## Materials provided

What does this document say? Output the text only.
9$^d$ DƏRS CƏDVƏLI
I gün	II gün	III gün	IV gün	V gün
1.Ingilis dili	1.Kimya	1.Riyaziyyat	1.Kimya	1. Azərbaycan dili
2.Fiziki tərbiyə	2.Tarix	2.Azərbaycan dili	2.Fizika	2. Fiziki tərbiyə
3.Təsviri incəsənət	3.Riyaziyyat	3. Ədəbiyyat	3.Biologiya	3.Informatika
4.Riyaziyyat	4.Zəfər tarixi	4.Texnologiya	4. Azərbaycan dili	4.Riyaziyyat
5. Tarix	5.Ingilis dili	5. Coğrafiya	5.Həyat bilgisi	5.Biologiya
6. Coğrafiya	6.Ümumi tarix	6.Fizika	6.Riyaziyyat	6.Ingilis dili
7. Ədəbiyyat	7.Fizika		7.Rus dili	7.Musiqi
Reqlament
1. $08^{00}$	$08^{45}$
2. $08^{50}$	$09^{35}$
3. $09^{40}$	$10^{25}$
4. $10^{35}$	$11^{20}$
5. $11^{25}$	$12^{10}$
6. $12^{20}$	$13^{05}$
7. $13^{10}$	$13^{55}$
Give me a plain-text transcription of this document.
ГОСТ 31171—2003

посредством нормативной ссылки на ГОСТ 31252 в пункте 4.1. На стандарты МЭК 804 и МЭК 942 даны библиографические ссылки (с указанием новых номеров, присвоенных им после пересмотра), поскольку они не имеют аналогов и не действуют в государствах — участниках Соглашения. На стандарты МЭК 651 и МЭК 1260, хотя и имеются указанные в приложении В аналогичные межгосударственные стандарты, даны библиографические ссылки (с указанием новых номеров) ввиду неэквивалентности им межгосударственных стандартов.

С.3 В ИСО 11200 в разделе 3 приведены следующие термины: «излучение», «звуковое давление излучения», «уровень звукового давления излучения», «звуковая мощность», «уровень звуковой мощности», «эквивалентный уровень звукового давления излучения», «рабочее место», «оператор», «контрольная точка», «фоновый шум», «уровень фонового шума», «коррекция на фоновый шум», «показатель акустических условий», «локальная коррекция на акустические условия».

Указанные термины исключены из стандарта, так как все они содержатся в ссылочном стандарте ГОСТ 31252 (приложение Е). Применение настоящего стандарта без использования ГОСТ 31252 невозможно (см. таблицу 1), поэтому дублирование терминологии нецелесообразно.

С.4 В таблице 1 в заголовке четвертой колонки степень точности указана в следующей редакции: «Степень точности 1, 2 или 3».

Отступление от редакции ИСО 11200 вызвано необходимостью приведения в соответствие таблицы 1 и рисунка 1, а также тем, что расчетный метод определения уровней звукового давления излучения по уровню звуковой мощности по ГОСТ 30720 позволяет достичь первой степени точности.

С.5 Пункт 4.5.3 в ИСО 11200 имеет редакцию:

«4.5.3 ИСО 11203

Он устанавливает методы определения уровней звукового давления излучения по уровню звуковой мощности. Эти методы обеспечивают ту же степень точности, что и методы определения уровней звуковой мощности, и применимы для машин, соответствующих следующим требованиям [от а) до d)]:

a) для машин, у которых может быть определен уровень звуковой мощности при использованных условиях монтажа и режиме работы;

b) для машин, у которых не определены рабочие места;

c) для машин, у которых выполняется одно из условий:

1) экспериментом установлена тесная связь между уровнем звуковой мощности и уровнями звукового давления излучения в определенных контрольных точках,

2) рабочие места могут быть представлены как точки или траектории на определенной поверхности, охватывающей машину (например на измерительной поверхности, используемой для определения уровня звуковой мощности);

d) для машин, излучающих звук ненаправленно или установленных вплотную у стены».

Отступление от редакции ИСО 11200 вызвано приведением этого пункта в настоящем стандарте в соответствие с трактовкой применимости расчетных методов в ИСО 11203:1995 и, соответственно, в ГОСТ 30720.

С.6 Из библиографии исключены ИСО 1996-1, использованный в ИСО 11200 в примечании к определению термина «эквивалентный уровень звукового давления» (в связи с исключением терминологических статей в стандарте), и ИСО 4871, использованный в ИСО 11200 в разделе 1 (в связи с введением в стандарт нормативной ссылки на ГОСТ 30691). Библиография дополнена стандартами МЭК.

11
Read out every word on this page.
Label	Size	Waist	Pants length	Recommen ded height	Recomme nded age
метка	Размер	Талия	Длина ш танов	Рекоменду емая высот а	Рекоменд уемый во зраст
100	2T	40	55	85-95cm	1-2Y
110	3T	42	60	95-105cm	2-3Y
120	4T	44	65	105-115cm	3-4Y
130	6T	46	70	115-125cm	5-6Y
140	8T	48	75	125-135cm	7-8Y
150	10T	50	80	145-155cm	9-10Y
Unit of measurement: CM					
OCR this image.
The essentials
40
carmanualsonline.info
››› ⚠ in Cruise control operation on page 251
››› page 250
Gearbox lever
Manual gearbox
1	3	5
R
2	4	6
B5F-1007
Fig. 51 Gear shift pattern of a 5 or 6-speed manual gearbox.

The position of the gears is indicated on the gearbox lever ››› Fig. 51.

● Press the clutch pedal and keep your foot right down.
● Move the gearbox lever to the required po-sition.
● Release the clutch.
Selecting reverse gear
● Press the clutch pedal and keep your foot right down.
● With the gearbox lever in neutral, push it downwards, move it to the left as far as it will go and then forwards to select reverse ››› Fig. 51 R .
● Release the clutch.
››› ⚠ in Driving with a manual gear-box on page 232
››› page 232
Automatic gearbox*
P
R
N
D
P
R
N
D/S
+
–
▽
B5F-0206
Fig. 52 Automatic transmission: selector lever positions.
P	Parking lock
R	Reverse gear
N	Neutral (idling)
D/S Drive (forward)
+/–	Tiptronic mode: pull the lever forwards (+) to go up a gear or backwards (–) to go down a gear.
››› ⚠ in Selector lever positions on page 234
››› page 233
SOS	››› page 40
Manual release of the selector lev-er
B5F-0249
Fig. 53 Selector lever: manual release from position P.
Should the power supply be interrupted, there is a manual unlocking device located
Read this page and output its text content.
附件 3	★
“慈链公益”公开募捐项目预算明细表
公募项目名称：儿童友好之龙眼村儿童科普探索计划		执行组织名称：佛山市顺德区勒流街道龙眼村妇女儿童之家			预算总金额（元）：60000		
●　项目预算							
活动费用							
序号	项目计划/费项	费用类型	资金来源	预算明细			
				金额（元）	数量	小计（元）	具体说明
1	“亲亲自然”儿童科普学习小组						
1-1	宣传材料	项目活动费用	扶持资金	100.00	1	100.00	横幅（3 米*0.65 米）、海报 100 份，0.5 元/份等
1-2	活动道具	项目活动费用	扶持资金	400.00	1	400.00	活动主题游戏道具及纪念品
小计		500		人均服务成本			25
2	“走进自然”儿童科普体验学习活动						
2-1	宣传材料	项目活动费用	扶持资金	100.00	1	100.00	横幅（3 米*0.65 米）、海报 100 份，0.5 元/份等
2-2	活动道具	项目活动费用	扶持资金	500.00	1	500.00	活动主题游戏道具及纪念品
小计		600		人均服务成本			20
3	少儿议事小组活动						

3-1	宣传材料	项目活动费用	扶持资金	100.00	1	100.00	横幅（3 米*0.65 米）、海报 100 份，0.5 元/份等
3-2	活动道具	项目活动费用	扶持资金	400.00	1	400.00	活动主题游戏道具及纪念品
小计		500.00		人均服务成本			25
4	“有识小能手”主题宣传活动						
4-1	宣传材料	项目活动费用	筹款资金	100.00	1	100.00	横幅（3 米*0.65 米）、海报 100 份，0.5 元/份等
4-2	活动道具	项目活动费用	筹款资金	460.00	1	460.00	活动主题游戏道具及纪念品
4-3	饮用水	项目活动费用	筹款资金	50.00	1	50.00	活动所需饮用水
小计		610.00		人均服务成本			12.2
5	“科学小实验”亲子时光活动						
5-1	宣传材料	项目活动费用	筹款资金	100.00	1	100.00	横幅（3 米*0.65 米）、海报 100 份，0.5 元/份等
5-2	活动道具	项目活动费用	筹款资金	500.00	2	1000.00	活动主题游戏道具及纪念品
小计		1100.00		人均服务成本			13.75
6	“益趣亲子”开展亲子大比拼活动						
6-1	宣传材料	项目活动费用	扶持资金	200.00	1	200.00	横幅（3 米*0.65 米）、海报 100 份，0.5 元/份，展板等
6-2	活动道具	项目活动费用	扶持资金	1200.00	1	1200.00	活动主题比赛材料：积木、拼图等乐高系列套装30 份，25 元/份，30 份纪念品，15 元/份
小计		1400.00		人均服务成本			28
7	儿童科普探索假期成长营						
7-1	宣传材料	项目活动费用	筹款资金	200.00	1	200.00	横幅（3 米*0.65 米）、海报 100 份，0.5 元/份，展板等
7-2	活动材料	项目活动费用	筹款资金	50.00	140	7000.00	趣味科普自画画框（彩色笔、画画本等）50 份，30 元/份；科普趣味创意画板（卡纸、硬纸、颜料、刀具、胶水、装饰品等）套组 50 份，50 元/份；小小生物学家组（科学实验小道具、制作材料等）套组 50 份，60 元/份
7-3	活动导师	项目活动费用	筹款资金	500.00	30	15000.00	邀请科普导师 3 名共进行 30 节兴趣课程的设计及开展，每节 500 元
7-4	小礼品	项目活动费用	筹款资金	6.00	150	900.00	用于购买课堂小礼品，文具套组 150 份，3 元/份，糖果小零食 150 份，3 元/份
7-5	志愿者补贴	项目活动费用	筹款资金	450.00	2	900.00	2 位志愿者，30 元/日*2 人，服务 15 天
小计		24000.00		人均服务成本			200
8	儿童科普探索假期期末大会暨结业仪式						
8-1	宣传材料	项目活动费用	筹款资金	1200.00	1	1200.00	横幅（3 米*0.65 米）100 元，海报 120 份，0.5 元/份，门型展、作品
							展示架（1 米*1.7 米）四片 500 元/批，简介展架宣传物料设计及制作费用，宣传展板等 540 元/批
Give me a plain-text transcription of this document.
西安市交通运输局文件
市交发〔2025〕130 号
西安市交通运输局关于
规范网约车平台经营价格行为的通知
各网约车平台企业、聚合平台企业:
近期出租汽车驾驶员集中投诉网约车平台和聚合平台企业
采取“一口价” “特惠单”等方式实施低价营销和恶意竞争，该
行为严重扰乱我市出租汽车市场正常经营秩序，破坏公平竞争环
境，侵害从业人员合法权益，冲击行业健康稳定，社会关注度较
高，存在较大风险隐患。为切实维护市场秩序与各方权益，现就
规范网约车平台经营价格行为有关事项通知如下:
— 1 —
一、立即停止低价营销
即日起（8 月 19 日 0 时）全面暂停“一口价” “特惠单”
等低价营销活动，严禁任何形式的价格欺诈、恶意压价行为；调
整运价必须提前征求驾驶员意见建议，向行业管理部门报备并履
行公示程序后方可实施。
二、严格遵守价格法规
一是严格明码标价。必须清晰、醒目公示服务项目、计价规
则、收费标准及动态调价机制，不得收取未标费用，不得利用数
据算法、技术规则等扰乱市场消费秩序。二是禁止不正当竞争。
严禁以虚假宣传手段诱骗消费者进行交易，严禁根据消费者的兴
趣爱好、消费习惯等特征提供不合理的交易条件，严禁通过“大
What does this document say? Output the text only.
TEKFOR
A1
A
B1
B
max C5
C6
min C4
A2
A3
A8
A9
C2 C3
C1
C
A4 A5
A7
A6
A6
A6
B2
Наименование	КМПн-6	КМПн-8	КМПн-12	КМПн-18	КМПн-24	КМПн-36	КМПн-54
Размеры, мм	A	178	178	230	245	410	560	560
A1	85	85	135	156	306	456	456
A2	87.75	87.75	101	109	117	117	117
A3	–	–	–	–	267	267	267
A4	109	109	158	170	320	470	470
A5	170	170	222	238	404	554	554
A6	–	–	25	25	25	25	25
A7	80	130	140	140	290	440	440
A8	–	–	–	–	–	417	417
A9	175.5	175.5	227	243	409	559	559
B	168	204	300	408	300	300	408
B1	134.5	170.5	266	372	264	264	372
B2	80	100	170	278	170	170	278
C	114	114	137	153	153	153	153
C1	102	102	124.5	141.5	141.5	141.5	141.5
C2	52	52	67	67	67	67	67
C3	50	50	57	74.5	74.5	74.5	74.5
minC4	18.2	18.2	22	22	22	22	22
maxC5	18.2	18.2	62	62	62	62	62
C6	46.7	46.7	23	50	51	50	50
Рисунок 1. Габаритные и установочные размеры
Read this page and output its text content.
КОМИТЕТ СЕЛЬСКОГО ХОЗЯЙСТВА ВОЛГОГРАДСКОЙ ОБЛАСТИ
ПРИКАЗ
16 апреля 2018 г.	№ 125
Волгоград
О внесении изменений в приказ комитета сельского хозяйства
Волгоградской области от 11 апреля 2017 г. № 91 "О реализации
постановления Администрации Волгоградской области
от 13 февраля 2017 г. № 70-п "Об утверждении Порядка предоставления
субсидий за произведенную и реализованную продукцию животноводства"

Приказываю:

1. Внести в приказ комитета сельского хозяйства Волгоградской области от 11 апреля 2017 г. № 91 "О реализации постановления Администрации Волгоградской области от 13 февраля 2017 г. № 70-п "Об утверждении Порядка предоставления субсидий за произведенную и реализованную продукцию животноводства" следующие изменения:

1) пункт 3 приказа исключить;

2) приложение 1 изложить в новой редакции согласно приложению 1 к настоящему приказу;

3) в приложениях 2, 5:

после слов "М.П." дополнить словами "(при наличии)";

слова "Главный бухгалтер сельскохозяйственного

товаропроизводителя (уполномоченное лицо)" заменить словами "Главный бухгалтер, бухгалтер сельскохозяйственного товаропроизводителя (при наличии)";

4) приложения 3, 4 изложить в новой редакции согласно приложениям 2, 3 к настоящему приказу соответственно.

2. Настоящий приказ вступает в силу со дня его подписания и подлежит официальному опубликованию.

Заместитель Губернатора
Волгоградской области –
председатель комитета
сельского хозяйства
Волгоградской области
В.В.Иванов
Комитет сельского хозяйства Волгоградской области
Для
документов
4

## Task objective
Filter the data, keeping only the lines that contain "Главный".

## Solved problem
слова "Главный бухгалтер сельскохозяйственного
товаропроизводителя (уполномоченное лицо)" заменить словами "Главный бухгалтер, бухгалтер сельскохозяйственного товаропроизводителя (при наличии)";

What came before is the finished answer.